───── Source records ─────

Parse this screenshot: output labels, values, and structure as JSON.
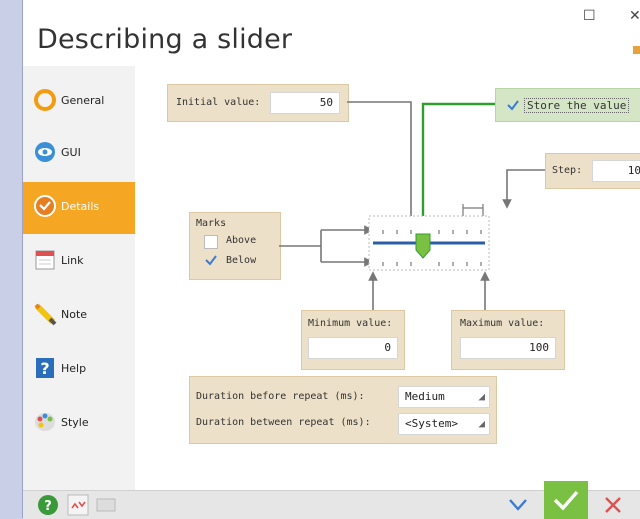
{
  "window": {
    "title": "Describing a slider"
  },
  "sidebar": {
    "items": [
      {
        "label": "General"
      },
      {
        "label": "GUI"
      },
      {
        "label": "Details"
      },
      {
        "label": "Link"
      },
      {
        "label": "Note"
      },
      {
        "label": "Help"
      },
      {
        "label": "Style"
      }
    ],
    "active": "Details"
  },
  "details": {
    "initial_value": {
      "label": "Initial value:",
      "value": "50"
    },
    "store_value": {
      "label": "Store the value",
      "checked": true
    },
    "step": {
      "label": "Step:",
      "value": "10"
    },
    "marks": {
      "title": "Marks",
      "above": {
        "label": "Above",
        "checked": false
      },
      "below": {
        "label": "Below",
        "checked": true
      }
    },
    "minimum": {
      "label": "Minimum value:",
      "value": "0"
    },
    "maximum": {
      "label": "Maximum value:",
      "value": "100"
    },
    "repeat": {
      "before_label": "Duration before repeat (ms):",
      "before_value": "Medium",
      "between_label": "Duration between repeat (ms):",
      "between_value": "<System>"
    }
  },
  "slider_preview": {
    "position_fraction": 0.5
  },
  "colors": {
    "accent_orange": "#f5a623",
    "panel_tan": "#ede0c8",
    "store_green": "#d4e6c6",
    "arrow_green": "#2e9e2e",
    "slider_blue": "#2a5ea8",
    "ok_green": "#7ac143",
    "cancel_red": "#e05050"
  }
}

─────

To do: Without the pictures, copy the material exactly as given.

Task answer:
Parse this screenshot: output labels, values, and structure as JSON.
{
  "window": {
    "title": "Describing a slider"
  },
  "sidebar": {
    "items": [
      {
        "label": "General"
      },
      {
        "label": "GUI"
      },
      {
        "label": "Details"
      },
      {
        "label": "Link"
      },
      {
        "label": "Note"
      },
      {
        "label": "Help"
      },
      {
        "label": "Style"
      }
    ],
    "active": "Details"
  },
  "details": {
    "initial_value": {
      "label": "Initial value:",
      "value": "50"
    },
    "store_value": {
      "label": "Store the value",
      "checked": true
    },
    "step": {
      "label": "Step:",
      "value": "10"
    },
    "marks": {
      "title": "Marks",
      "above": {
        "label": "Above",
        "checked": false
      },
      "below": {
        "label": "Below",
        "checked": true
      }
    },
    "minimum": {
      "label": "Minimum value:",
      "value": "0"
    },
    "maximum": {
      "label": "Maximum value:",
      "value": "100"
    },
    "repeat": {
      "before_label": "Duration before repeat (ms):",
      "before_value": "Medium",
      "between_label": "Duration between repeat (ms):",
      "between_value": "<System>"
    }
  },
  "slider_preview": {
    "position_fraction": 0.5
  },
  "colors": {
    "accent_orange": "#f5a623",
    "panel_tan": "#ede0c8",
    "store_green": "#d4e6c6",
    "arrow_green": "#2e9e2e",
    "slider_blue": "#2a5ea8",
    "ok_green": "#7ac143",
    "cancel_red": "#e05050"
  }
}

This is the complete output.